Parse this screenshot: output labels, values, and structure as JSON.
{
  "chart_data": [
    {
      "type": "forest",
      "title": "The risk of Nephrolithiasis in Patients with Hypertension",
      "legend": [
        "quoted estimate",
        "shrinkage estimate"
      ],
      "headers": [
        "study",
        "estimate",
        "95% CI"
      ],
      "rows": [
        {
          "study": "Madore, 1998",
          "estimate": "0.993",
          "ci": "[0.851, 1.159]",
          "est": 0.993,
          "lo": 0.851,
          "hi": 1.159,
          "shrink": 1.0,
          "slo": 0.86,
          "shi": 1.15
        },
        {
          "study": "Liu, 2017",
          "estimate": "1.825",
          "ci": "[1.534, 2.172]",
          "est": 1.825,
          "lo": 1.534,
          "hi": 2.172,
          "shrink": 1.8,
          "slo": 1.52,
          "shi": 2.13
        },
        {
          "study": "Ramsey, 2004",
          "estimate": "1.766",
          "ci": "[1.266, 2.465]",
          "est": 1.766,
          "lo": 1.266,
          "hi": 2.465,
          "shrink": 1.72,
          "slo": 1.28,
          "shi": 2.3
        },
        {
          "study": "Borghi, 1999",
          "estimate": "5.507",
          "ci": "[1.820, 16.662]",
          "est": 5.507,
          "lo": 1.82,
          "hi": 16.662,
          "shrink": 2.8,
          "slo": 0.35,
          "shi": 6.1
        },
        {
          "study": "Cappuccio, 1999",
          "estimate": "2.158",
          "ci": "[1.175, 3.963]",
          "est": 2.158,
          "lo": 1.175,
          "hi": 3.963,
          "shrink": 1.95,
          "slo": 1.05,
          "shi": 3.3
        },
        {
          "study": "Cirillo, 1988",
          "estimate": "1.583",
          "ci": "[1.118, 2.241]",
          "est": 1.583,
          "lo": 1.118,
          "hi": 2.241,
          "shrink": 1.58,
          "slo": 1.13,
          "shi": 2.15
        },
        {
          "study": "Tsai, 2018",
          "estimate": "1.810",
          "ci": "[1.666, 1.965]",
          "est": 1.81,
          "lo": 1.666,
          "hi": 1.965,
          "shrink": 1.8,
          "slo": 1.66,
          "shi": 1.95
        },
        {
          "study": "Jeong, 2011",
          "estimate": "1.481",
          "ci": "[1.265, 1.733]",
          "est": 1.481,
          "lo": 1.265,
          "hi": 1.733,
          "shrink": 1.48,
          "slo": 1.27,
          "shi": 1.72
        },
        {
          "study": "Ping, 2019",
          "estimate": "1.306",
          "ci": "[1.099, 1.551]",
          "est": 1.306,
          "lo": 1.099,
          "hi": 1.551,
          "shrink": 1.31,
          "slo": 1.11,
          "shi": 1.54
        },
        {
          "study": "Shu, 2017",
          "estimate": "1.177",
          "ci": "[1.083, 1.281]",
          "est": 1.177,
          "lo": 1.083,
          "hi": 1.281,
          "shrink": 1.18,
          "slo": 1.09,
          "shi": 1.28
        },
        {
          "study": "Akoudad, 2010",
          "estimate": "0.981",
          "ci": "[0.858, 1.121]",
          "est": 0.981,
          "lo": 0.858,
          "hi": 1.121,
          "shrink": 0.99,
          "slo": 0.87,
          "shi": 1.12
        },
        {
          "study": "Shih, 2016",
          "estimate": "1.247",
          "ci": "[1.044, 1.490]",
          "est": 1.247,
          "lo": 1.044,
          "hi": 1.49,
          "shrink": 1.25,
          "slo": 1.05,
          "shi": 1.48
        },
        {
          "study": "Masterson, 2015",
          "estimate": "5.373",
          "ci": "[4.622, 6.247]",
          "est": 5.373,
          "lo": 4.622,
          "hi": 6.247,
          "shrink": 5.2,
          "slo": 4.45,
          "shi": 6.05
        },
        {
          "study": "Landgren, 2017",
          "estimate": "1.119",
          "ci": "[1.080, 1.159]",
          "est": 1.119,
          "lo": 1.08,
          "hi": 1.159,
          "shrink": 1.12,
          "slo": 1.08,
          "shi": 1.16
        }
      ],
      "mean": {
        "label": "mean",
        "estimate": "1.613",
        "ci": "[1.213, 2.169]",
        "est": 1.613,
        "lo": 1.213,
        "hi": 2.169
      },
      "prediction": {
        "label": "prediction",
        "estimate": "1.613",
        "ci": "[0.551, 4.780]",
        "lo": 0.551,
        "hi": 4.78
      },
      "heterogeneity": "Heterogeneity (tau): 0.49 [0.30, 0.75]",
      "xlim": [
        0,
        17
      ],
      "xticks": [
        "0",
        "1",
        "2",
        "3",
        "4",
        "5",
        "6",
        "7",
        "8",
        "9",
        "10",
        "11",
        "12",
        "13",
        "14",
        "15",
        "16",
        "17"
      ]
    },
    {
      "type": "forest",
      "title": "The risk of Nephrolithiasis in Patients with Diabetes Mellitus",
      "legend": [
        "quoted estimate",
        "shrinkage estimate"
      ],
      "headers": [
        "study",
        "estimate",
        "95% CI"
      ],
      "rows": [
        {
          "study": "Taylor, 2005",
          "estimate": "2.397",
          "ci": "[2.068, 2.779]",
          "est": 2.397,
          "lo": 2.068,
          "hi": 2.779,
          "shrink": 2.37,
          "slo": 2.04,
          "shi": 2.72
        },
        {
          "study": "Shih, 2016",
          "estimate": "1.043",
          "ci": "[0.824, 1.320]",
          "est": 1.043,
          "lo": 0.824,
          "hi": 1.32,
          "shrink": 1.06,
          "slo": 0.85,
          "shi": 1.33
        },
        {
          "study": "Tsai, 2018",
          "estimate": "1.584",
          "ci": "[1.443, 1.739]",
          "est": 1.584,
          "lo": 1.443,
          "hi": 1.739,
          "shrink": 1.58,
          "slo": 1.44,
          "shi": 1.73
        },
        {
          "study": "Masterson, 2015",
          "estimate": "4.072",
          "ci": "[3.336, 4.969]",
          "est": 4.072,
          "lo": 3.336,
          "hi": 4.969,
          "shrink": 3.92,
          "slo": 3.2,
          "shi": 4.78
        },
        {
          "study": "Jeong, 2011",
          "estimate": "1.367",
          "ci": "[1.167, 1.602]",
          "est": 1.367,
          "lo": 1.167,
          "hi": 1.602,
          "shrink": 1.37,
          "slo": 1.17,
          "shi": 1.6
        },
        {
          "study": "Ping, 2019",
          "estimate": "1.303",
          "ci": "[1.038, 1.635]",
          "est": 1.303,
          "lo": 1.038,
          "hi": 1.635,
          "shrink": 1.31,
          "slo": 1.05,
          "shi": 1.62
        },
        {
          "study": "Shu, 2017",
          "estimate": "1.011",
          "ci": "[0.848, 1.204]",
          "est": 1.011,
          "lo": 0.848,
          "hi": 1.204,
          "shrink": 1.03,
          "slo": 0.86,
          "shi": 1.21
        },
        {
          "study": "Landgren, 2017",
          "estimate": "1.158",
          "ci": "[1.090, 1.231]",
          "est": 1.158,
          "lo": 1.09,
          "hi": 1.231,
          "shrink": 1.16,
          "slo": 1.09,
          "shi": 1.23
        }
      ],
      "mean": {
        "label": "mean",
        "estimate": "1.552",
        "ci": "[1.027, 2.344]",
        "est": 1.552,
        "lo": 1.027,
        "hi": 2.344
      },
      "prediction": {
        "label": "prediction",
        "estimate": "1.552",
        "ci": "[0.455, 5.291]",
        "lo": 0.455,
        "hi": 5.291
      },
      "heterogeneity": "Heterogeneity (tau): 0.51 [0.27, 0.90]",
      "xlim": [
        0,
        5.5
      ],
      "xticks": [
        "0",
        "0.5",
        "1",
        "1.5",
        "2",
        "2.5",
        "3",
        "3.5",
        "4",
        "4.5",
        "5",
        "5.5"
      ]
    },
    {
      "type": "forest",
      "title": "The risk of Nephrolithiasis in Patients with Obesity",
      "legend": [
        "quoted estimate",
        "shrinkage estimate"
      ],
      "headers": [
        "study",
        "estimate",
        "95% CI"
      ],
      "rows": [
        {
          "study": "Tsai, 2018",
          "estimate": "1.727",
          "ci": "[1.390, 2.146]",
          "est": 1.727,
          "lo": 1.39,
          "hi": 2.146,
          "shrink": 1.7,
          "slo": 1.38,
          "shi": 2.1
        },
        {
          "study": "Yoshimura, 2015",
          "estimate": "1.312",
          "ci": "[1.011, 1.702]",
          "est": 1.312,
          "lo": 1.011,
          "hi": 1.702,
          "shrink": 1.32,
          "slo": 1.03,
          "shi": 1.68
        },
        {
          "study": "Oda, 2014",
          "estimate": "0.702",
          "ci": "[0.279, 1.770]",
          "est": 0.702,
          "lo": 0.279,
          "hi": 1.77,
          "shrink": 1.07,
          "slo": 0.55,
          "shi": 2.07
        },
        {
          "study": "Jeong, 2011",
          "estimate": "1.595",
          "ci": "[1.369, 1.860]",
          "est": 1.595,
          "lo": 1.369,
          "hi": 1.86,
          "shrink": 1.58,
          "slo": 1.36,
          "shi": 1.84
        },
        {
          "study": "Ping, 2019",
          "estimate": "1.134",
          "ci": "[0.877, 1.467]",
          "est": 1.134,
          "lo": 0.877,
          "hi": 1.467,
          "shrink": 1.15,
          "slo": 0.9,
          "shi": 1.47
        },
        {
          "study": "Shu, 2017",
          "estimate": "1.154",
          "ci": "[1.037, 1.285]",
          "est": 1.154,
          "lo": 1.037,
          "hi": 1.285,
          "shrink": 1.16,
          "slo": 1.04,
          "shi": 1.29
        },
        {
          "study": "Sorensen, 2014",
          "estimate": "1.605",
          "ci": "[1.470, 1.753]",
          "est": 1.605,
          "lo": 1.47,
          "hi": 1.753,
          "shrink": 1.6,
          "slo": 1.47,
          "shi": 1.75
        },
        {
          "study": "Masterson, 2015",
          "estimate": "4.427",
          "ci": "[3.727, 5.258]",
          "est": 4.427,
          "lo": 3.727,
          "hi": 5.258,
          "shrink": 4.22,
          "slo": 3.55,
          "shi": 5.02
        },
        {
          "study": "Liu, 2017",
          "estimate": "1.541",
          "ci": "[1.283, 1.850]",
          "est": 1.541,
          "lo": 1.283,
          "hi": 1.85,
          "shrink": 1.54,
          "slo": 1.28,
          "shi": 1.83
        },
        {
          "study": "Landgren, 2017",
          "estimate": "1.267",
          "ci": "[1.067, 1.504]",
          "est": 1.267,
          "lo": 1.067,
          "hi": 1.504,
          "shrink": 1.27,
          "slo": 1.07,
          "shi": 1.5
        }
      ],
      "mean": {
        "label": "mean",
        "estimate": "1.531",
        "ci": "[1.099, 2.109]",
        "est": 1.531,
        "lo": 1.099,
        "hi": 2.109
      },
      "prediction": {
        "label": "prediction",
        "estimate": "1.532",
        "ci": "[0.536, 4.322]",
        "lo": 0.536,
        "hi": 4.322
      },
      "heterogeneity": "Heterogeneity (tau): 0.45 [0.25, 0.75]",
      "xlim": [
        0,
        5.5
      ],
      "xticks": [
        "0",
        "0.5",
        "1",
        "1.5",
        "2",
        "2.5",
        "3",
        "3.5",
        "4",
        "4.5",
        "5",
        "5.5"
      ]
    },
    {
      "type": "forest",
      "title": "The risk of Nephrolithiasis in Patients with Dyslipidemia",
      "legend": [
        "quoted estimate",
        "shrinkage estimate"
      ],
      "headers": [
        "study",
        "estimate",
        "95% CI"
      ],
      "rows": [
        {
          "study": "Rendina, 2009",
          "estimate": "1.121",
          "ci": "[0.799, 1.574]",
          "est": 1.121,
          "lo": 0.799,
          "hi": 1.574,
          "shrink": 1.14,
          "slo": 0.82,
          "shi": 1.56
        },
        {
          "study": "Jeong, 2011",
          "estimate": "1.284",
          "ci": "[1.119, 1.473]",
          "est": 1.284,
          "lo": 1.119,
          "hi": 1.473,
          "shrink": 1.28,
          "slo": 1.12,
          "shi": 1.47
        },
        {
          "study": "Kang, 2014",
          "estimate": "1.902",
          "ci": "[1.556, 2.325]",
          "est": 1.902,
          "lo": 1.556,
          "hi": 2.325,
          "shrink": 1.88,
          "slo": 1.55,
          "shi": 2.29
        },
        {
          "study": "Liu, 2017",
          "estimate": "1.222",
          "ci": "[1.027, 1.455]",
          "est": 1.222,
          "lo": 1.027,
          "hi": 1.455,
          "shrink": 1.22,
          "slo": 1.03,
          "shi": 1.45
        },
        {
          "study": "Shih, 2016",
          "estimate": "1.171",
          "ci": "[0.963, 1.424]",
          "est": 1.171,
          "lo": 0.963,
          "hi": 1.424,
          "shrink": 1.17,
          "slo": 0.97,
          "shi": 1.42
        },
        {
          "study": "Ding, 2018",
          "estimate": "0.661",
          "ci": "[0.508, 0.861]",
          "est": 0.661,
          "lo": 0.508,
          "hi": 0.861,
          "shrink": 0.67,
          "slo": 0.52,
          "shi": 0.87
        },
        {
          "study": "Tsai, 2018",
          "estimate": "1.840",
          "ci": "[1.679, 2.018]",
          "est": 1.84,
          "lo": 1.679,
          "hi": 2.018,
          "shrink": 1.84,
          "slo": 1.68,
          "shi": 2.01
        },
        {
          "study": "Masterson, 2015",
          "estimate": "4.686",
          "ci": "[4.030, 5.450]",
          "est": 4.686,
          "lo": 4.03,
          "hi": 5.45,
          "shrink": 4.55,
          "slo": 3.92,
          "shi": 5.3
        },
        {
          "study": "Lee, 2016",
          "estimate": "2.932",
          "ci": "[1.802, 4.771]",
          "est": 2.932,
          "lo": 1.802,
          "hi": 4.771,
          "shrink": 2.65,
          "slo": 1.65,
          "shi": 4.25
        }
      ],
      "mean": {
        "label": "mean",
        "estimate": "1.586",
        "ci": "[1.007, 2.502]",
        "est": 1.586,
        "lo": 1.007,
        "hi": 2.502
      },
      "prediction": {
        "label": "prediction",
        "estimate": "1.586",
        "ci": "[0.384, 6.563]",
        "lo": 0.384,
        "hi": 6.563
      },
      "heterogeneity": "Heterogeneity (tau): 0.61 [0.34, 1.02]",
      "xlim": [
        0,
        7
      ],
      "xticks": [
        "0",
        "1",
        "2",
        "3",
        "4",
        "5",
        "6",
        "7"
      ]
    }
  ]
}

#### PROBLEM DETAILS:
Could you copy out every line in the material above that contains the string "Nephrolithiasis"?

#### RESULT BELOW:
      "title": "The risk of Nephrolithiasis in Patients with Hypertension",
      "title": "The risk of Nephrolithiasis in Patients with Diabetes Mellitus",
      "title": "The risk of Nephrolithiasis in Patients with Obesity",
      "title": "The risk of Nephrolithiasis in Patients with Dyslipidemia",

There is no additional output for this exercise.